▶ **DIRECTIVE**
Can you write out the lines from the first one up to and including the line with "q17-answer: 答案：C xyxy=(186,829,283,859)", swapping "pixel" for "image" and keeping everything else identical?
-- Start ENTRIES SHOWN --
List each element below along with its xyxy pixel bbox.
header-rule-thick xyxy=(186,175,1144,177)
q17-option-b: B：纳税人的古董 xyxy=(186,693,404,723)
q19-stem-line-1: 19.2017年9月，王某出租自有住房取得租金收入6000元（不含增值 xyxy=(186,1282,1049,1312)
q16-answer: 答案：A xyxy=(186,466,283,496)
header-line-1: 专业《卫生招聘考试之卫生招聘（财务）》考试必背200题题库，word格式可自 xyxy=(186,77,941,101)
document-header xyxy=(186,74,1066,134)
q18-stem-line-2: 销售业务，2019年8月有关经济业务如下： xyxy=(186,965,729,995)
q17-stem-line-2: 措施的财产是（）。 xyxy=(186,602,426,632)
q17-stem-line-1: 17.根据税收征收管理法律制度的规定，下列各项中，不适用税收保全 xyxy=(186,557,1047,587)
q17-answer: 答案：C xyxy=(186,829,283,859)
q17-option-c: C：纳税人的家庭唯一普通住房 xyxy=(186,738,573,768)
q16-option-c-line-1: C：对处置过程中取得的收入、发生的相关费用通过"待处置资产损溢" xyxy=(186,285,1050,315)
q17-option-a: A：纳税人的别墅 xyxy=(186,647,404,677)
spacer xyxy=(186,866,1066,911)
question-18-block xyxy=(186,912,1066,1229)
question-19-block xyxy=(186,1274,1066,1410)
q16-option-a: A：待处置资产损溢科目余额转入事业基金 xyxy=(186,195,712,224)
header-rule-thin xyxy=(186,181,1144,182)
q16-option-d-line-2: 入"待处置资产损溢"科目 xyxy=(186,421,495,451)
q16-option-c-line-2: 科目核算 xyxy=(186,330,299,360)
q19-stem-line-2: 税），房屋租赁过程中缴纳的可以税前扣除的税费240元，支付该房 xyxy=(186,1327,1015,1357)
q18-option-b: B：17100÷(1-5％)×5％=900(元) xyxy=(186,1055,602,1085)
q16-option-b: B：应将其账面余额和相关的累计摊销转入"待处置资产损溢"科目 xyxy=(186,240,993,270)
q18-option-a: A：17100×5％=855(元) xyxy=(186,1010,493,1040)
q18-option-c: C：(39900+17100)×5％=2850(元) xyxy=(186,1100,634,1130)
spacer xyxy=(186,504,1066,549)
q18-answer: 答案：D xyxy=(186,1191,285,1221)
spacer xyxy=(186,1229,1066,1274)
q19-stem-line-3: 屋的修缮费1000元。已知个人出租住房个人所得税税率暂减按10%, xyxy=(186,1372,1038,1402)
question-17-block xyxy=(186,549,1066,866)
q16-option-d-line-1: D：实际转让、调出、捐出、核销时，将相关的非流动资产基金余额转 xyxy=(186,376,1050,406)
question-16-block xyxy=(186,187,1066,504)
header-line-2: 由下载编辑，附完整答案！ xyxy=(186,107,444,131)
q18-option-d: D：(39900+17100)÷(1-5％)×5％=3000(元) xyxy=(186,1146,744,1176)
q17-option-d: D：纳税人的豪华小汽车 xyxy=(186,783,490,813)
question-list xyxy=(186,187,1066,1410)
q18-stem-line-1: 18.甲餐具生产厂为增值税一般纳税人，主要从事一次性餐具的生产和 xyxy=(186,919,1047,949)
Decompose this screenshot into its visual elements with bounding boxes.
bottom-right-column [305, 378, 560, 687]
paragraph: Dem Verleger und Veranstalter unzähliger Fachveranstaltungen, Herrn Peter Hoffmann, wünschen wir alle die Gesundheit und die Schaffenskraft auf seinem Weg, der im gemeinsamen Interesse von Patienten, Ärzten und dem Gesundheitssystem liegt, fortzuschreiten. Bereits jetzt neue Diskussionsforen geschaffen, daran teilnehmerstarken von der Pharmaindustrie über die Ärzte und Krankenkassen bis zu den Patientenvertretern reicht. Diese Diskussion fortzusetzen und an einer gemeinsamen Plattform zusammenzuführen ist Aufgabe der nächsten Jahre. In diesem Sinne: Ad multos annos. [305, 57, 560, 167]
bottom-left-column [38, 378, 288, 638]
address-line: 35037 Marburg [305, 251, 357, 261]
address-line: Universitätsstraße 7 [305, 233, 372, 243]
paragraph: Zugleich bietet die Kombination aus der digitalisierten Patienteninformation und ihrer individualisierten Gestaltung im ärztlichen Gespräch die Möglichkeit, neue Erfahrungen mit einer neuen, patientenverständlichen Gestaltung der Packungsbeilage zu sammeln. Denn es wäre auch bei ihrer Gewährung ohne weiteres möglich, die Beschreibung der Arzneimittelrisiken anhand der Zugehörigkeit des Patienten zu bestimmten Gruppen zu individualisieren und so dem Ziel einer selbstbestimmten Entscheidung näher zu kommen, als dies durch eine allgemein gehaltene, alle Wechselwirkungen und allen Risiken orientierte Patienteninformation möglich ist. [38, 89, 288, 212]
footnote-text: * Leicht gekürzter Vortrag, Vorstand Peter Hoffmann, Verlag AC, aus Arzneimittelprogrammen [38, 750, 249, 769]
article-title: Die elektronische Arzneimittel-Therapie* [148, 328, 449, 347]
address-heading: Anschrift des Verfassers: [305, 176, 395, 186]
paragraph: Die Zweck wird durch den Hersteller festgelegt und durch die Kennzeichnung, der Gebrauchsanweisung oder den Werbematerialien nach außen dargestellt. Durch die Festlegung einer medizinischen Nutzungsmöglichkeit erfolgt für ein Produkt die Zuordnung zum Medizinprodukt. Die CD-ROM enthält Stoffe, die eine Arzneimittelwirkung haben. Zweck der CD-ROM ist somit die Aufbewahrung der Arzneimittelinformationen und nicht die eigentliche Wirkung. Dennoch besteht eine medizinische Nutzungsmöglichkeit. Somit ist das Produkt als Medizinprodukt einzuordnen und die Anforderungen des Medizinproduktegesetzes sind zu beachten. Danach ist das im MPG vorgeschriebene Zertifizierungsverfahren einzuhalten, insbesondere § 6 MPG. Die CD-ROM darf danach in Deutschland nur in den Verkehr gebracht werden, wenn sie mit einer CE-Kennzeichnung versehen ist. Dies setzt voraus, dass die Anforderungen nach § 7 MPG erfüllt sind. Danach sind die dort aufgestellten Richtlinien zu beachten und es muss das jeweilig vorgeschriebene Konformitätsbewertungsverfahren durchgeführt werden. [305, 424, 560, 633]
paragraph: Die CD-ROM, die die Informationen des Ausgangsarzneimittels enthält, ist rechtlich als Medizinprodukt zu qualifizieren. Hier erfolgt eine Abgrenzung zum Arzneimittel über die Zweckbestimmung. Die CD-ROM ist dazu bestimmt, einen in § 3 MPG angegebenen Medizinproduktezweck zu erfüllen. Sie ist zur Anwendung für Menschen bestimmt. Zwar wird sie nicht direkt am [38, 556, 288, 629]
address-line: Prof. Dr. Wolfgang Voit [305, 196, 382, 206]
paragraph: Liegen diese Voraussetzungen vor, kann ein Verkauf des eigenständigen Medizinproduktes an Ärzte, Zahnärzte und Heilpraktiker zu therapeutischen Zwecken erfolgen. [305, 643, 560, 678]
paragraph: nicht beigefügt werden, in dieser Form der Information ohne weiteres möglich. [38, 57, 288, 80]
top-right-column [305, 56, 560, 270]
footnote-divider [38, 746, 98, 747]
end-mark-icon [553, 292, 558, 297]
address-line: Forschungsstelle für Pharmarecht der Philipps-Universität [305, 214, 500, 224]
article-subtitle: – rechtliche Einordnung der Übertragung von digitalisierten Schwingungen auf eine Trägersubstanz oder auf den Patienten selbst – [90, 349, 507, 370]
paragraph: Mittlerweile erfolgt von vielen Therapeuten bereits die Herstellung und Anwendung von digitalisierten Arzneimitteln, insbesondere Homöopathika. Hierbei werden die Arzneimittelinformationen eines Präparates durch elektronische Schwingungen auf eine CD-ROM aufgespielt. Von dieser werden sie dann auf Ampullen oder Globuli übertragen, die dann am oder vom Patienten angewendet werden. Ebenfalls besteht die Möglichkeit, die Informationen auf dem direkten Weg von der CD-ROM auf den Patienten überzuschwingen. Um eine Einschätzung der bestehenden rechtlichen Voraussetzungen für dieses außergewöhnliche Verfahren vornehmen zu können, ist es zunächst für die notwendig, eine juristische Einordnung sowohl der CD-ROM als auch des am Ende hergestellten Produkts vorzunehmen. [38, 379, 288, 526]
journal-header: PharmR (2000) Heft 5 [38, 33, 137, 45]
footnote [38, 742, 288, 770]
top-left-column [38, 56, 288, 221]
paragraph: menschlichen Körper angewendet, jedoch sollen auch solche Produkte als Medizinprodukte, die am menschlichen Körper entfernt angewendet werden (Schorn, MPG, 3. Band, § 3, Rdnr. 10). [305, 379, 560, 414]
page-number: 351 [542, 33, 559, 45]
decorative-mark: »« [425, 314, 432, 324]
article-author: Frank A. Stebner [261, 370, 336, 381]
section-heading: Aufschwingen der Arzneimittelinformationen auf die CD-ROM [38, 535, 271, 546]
-- End ENTRIES SHOWN --
▶ **WRITTEN SOLUTION**
List each element below along with its xyxy image bbox.
header-rule-thick xyxy=(186,175,1144,177)
q17-option-b: B：纳税人的古董 xyxy=(186,693,404,723)
q19-stem-line-1: 19.2017年9月，王某出租自有住房取得租金收入6000元（不含增值 xyxy=(186,1282,1049,1312)
q16-answer: 答案：A xyxy=(186,466,283,496)
header-line-1: 专业《卫生招聘考试之卫生招聘（财务）》考试必背200题题库，word格式可自 xyxy=(186,77,941,101)
document-header xyxy=(186,74,1066,134)
q18-stem-line-2: 销售业务，2019年8月有关经济业务如下： xyxy=(186,965,729,995)
q17-stem-line-2: 措施的财产是（）。 xyxy=(186,602,426,632)
q17-stem-line-1: 17.根据税收征收管理法律制度的规定，下列各项中，不适用税收保全 xyxy=(186,557,1047,587)
q17-answer: 答案：C xyxy=(186,829,283,859)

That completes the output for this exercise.